* [AVAILABLE DATA]:

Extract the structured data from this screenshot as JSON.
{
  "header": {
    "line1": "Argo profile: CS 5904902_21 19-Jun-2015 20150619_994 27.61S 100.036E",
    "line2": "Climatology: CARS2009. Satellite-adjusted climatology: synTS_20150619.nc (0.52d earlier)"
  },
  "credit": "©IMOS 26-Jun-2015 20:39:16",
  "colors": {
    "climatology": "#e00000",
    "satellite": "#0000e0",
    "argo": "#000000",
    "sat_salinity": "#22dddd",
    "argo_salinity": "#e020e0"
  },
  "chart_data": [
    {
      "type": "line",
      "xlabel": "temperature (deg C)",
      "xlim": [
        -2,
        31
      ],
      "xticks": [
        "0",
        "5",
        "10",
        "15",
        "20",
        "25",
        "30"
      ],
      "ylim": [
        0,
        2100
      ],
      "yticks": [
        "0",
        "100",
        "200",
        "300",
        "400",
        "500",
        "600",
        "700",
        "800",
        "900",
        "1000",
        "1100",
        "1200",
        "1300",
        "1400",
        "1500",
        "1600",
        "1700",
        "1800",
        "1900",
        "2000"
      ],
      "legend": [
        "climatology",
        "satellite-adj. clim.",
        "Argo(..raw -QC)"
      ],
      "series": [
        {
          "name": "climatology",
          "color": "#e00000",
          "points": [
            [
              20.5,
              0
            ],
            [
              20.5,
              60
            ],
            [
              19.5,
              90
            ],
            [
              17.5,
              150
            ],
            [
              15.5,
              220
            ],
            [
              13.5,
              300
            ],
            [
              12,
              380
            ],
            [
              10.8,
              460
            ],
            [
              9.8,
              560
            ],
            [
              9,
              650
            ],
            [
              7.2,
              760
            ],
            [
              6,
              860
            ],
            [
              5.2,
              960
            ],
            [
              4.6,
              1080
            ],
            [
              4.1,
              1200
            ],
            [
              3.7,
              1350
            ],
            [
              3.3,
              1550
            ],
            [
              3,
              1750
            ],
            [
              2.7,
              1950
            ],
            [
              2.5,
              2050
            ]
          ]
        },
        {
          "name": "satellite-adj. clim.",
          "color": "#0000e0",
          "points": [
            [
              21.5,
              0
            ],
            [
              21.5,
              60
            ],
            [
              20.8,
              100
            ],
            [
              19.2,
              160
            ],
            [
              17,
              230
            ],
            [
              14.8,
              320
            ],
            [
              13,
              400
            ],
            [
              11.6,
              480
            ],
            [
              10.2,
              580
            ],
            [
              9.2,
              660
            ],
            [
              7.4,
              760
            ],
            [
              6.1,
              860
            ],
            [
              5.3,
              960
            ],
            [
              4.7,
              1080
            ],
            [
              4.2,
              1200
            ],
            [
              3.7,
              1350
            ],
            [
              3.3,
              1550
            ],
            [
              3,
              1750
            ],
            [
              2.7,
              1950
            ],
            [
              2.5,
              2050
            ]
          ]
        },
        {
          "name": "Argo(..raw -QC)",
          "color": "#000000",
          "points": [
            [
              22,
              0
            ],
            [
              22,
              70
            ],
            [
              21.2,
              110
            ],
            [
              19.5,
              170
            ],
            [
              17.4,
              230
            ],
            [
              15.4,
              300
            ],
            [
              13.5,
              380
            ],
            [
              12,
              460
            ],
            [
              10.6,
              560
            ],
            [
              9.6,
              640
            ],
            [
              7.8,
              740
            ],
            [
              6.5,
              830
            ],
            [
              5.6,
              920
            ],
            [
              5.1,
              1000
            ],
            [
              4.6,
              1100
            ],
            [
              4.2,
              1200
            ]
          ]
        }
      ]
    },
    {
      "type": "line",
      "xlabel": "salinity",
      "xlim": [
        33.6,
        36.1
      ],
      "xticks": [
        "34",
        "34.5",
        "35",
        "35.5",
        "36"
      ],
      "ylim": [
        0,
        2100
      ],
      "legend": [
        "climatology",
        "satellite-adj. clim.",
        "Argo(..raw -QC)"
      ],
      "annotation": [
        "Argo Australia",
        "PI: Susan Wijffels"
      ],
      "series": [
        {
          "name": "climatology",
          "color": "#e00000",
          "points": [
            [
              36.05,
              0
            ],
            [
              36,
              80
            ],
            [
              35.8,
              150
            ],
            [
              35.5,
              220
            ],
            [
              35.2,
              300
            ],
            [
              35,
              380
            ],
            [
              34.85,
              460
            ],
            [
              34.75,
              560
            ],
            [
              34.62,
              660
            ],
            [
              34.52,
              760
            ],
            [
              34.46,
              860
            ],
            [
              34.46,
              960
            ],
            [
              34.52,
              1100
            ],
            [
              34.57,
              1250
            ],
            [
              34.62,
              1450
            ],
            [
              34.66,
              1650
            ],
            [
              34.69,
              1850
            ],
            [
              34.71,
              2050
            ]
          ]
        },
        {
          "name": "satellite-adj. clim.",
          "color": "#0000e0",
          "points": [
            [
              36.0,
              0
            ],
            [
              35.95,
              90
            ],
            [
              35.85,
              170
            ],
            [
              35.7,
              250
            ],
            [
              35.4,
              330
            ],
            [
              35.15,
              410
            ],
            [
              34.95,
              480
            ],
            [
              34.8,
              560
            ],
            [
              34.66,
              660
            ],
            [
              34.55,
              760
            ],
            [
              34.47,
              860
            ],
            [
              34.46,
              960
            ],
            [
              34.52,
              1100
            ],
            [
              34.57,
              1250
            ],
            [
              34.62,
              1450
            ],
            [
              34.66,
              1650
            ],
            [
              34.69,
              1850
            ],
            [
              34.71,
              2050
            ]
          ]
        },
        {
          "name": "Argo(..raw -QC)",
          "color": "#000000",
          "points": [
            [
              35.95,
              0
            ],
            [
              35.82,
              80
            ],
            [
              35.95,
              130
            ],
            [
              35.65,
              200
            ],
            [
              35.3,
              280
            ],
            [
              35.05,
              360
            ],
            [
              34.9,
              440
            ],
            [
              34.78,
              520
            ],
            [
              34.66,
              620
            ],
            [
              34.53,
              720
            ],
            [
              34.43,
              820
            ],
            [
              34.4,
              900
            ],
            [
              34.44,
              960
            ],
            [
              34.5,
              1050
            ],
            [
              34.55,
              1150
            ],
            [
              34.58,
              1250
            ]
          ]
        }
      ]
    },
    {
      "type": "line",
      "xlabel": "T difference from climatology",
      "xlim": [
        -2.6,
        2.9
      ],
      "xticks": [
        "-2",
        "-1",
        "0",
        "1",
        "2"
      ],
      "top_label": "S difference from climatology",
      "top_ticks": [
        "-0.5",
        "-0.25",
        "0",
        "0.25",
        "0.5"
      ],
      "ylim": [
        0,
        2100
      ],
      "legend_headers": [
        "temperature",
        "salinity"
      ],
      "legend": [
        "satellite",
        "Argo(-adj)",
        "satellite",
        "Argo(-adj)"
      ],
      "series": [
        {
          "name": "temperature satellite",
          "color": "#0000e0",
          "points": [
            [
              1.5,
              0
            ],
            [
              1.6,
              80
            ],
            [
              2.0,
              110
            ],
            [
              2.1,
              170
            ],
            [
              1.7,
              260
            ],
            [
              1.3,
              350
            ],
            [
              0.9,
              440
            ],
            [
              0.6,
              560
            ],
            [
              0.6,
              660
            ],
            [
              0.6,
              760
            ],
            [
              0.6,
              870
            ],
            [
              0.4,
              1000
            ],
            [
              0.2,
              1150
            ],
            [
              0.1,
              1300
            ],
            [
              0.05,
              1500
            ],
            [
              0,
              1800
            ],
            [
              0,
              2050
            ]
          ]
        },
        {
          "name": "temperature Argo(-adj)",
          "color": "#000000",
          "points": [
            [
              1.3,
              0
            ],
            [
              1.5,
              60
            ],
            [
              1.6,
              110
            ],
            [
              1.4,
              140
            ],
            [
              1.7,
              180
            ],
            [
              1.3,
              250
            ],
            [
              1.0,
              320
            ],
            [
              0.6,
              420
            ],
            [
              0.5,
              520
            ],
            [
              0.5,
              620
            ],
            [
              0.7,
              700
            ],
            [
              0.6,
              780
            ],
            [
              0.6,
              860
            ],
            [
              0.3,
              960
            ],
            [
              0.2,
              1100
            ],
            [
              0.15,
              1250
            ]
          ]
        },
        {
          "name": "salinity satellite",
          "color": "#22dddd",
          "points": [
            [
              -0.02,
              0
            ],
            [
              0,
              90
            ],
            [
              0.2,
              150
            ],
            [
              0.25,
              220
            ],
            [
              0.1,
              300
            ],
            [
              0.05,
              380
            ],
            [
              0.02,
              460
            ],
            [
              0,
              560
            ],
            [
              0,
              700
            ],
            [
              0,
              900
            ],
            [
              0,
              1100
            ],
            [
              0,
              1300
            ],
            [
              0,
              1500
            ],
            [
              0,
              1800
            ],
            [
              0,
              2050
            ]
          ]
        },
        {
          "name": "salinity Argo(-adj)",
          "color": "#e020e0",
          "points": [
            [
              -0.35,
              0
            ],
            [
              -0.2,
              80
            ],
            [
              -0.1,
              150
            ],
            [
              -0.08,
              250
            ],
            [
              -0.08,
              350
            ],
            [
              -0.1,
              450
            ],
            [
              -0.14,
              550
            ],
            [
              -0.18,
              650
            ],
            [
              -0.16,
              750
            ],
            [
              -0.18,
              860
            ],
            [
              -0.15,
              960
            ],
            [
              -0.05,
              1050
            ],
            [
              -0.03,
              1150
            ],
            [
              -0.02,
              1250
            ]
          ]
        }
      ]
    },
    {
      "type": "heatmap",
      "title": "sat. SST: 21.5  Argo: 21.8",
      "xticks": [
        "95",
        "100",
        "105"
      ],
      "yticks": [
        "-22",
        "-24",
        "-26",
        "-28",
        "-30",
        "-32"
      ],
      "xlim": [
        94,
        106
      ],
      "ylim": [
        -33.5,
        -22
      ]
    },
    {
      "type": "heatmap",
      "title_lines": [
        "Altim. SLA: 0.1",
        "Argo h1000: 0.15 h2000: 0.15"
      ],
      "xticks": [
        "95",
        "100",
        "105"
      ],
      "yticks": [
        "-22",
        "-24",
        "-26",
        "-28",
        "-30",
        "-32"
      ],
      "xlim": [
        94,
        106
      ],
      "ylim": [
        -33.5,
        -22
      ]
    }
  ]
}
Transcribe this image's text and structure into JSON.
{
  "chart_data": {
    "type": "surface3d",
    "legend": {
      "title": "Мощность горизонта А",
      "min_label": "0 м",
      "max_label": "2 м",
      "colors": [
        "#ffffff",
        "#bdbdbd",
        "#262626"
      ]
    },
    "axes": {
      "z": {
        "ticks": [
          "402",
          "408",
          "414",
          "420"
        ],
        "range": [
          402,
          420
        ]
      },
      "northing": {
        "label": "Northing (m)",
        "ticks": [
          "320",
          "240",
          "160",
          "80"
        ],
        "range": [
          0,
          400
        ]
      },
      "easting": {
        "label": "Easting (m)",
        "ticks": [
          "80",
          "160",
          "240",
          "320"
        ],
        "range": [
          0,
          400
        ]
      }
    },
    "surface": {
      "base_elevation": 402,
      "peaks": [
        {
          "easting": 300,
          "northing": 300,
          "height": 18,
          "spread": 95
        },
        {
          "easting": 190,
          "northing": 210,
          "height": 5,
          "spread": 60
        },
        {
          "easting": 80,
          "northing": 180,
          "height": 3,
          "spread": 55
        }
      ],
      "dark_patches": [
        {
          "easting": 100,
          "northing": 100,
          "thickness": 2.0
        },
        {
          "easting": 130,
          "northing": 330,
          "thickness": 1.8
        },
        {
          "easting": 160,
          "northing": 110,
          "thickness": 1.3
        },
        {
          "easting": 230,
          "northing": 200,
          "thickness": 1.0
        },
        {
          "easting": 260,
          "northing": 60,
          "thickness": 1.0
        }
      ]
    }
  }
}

* [THE PROBLEM]: In how many lines does the word "temperature" appear? Respond with the number alone.

* [THE OUTPUT]: 4